STORED ROWS:
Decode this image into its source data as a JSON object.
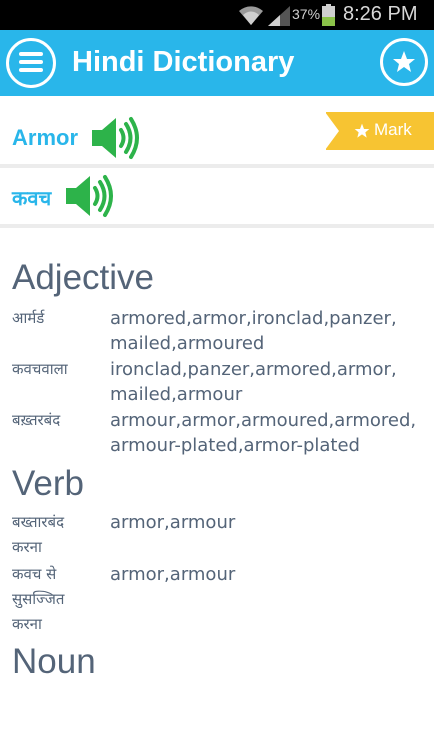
{
  "status_bar": {
    "battery_percent": "37%",
    "time": "8:26 PM",
    "icons": [
      "wifi-icon",
      "signal-icon",
      "battery-icon"
    ]
  },
  "app_bar": {
    "title": "Hindi Dictionary",
    "menu_icon": "hamburger-menu-icon",
    "favorite_icon": "star-icon",
    "background_color": "#29b6ea"
  },
  "word": {
    "english": "Armor",
    "hindi": "कवच",
    "speaker_icon": "speaker-icon",
    "mark_label": "Mark",
    "mark_color": "#f7c432"
  },
  "definitions": [
    {
      "pos": "Adjective",
      "entries": [
        {
          "hindi": "आर्मर्ड",
          "english": "armored,armor,ironclad,panzer, mailed,armoured"
        },
        {
          "hindi": "कवचवाला",
          "english": "ironclad,panzer,armored,armor, mailed,armour"
        },
        {
          "hindi": "बख़्तरबंद",
          "english": "armour,armor,armoured,armored, armour-plated,armor-plated"
        }
      ]
    },
    {
      "pos": "Verb",
      "entries": [
        {
          "hindi": "बख्तारबंद करना",
          "english": "armor,armour"
        },
        {
          "hindi": "कवच से सुसज्जित करना",
          "english": "armor,armour"
        }
      ]
    },
    {
      "pos": "Noun",
      "entries": []
    }
  ]
}
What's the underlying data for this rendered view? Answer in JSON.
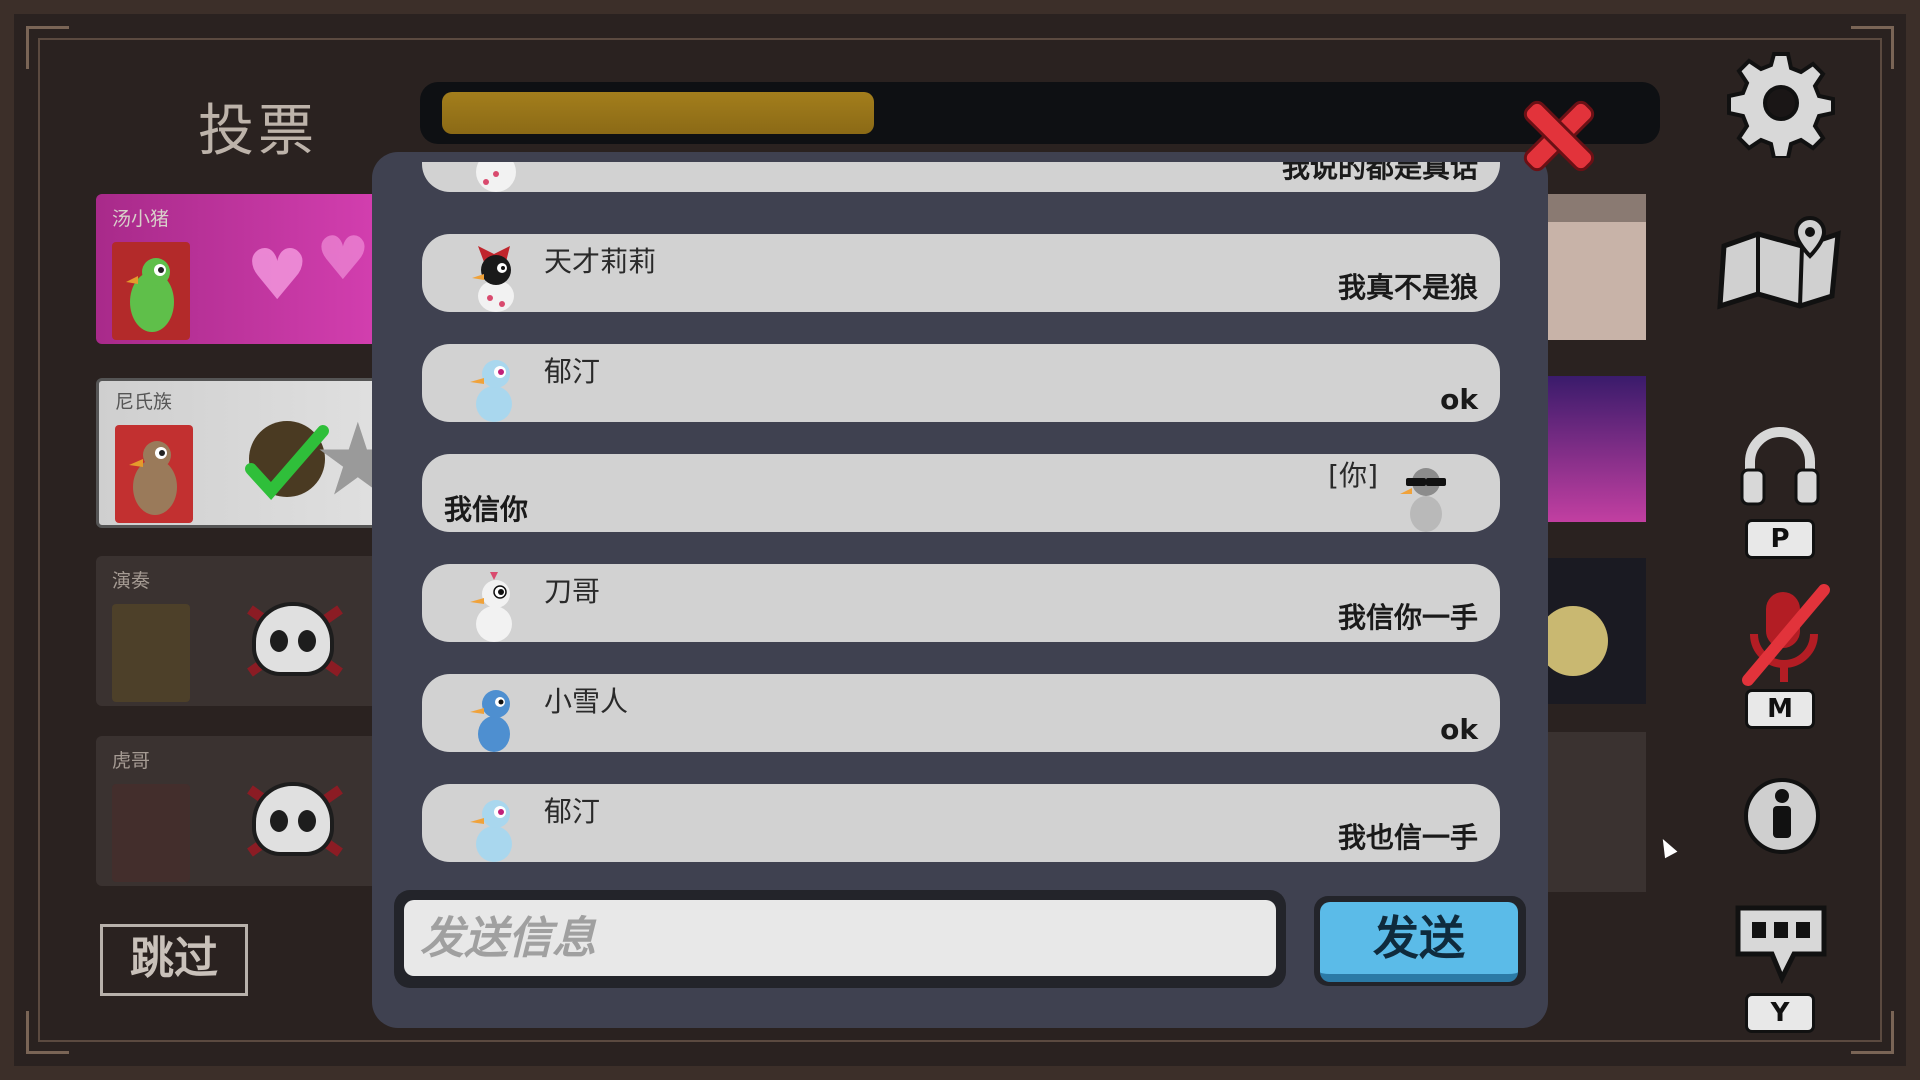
{
  "title": "投票",
  "timer": {
    "progress": 0.36,
    "fill_color": "#9a7519"
  },
  "players": [
    {
      "name": "汤小猪",
      "status": "alive",
      "bg": "pink-hearts"
    },
    {
      "name": "尼氏族",
      "status": "voted",
      "bg": "star"
    },
    {
      "name": "演奏",
      "status": "dead"
    },
    {
      "name": "虎哥",
      "status": "dead"
    }
  ],
  "skip_label": "跳过",
  "chat": {
    "messages": [
      {
        "name": "",
        "text": "我说的都是真话",
        "avatar": "black-duck-polka"
      },
      {
        "name": "天才莉莉",
        "text": "我真不是狼",
        "avatar": "black-duck-bow"
      },
      {
        "name": "郁汀",
        "text": "ok",
        "avatar": "light-blue-duck"
      },
      {
        "name": "",
        "you_label": "[你]",
        "text": "我信你",
        "avatar": "grey-duck-sunglasses",
        "mine": true
      },
      {
        "name": "刀哥",
        "text": "我信你一手",
        "avatar": "white-duck"
      },
      {
        "name": "小雪人",
        "text": "ok",
        "avatar": "blue-duck"
      },
      {
        "name": "郁汀",
        "text": "我也信一手",
        "avatar": "light-blue-duck"
      }
    ],
    "input_placeholder": "发送信息",
    "send_label": "发送"
  },
  "sidebar": {
    "settings_icon": "gear-icon",
    "map_icon": "map-icon",
    "push_to_talk_key": "P",
    "mute_key": "M",
    "chat_key": "Y"
  },
  "colors": {
    "close": "#e2333b",
    "send": "#5bbbe8",
    "bubble": "#d2d2d2",
    "panel": "#3f4150"
  }
}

WRITTEN EXERCISE:
Output every entry exactly as given; pictures are not part of the copy.

RESPONSE TO THE TASK:
Decode this image into its source data as a JSON object.
{
  "status_bar": {
    "battery_percent": "37%",
    "time": "8:26 PM",
    "icons": [
      "wifi-icon",
      "signal-icon",
      "battery-icon"
    ]
  },
  "app_bar": {
    "title": "Hindi Dictionary",
    "menu_icon": "hamburger-menu-icon",
    "favorite_icon": "star-icon",
    "background_color": "#29b6ea"
  },
  "word": {
    "english": "Armor",
    "hindi": "कवच",
    "speaker_icon": "speaker-icon",
    "mark_label": "Mark",
    "mark_color": "#f7c432"
  },
  "definitions": [
    {
      "pos": "Adjective",
      "entries": [
        {
          "hindi": "आर्मर्ड",
          "english": "armored,armor,ironclad,panzer, mailed,armoured"
        },
        {
          "hindi": "कवचवाला",
          "english": "ironclad,panzer,armored,armor, mailed,armour"
        },
        {
          "hindi": "बख़्तरबंद",
          "english": "armour,armor,armoured,armored, armour-plated,armor-plated"
        }
      ]
    },
    {
      "pos": "Verb",
      "entries": [
        {
          "hindi": "बख्तारबंद करना",
          "english": "armor,armour"
        },
        {
          "hindi": "कवच से सुसज्जित करना",
          "english": "armor,armour"
        }
      ]
    },
    {
      "pos": "Noun",
      "entries": []
    }
  ]
}
What's the underlying data for this rendered view? Answer in JSON.
{
  "title": "投票",
  "timer": {
    "progress": 0.36,
    "fill_color": "#9a7519"
  },
  "players": [
    {
      "name": "汤小猪",
      "status": "alive",
      "bg": "pink-hearts"
    },
    {
      "name": "尼氏族",
      "status": "voted",
      "bg": "star"
    },
    {
      "name": "演奏",
      "status": "dead"
    },
    {
      "name": "虎哥",
      "status": "dead"
    }
  ],
  "skip_label": "跳过",
  "chat": {
    "messages": [
      {
        "name": "",
        "text": "我说的都是真话",
        "avatar": "black-duck-polka"
      },
      {
        "name": "天才莉莉",
        "text": "我真不是狼",
        "avatar": "black-duck-bow"
      },
      {
        "name": "郁汀",
        "text": "ok",
        "avatar": "light-blue-duck"
      },
      {
        "name": "",
        "you_label": "[你]",
        "text": "我信你",
        "avatar": "grey-duck-sunglasses",
        "mine": true
      },
      {
        "name": "刀哥",
        "text": "我信你一手",
        "avatar": "white-duck"
      },
      {
        "name": "小雪人",
        "text": "ok",
        "avatar": "blue-duck"
      },
      {
        "name": "郁汀",
        "text": "我也信一手",
        "avatar": "light-blue-duck"
      }
    ],
    "input_placeholder": "发送信息",
    "send_label": "发送"
  },
  "sidebar": {
    "settings_icon": "gear-icon",
    "map_icon": "map-icon",
    "push_to_talk_key": "P",
    "mute_key": "M",
    "chat_key": "Y"
  },
  "colors": {
    "close": "#e2333b",
    "send": "#5bbbe8",
    "bubble": "#d2d2d2",
    "panel": "#3f4150"
  }
}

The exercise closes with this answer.